>> BEGIN GIVEN DATA

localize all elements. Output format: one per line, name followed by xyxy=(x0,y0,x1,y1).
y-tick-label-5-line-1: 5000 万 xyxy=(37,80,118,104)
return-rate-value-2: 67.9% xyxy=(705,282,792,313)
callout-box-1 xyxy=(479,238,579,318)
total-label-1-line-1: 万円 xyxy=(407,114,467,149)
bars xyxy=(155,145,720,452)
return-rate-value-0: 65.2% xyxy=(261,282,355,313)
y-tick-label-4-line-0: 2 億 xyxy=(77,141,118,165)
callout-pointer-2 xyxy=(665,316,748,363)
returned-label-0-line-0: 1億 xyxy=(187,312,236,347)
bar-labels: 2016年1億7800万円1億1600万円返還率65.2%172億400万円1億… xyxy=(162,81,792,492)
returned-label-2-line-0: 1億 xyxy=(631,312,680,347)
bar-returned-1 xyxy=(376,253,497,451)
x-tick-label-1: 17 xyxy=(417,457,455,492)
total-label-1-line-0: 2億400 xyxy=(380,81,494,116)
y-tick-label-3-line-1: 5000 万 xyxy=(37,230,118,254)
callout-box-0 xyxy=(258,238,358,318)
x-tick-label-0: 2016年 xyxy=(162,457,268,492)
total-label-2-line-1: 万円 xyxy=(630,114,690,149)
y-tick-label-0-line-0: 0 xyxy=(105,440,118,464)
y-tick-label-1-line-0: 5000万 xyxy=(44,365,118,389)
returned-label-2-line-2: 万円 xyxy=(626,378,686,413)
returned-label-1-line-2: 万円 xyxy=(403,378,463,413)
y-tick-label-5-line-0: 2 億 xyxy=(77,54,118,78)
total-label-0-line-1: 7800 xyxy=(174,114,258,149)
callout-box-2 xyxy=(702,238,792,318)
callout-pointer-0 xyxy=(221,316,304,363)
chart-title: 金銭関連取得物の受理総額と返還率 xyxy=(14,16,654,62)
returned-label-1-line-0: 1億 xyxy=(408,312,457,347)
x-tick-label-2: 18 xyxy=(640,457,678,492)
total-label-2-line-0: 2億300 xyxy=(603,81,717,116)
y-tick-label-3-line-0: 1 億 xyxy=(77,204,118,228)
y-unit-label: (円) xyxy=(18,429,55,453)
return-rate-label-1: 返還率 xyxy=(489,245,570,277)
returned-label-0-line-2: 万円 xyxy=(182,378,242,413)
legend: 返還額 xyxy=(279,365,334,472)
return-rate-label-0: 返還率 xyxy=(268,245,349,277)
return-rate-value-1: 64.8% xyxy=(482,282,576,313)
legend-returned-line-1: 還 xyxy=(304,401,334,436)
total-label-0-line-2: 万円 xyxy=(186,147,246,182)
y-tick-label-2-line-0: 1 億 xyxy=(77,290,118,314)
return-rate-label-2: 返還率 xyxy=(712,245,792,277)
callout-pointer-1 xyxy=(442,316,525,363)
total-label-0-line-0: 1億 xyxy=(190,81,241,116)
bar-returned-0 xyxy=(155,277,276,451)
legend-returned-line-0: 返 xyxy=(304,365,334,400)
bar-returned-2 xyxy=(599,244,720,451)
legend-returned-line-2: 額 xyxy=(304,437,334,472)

>> END GIVEN DATA

Could you copy the records word for word, from the first line through the line containing "callout-box-0 xyxy=(258,238,358,318)", including both of those lines?

**TASK RESPONSE**
localize all elements. Output format: one per line, name followed by xyxy=(x0,y0,x1,y1).
y-tick-label-5-line-1: 5000 万 xyxy=(37,80,118,104)
return-rate-value-2: 67.9% xyxy=(705,282,792,313)
callout-box-1 xyxy=(479,238,579,318)
total-label-1-line-1: 万円 xyxy=(407,114,467,149)
bars xyxy=(155,145,720,452)
return-rate-value-0: 65.2% xyxy=(261,282,355,313)
y-tick-label-4-line-0: 2 億 xyxy=(77,141,118,165)
callout-pointer-2 xyxy=(665,316,748,363)
returned-label-0-line-0: 1億 xyxy=(187,312,236,347)
bar-labels: 2016年1億7800万円1億1600万円返還率65.2%172億400万円1億… xyxy=(162,81,792,492)
returned-label-2-line-0: 1億 xyxy=(631,312,680,347)
bar-returned-1 xyxy=(376,253,497,451)
x-tick-label-1: 17 xyxy=(417,457,455,492)
total-label-1-line-0: 2億400 xyxy=(380,81,494,116)
y-tick-label-3-line-1: 5000 万 xyxy=(37,230,118,254)
callout-box-0 xyxy=(258,238,358,318)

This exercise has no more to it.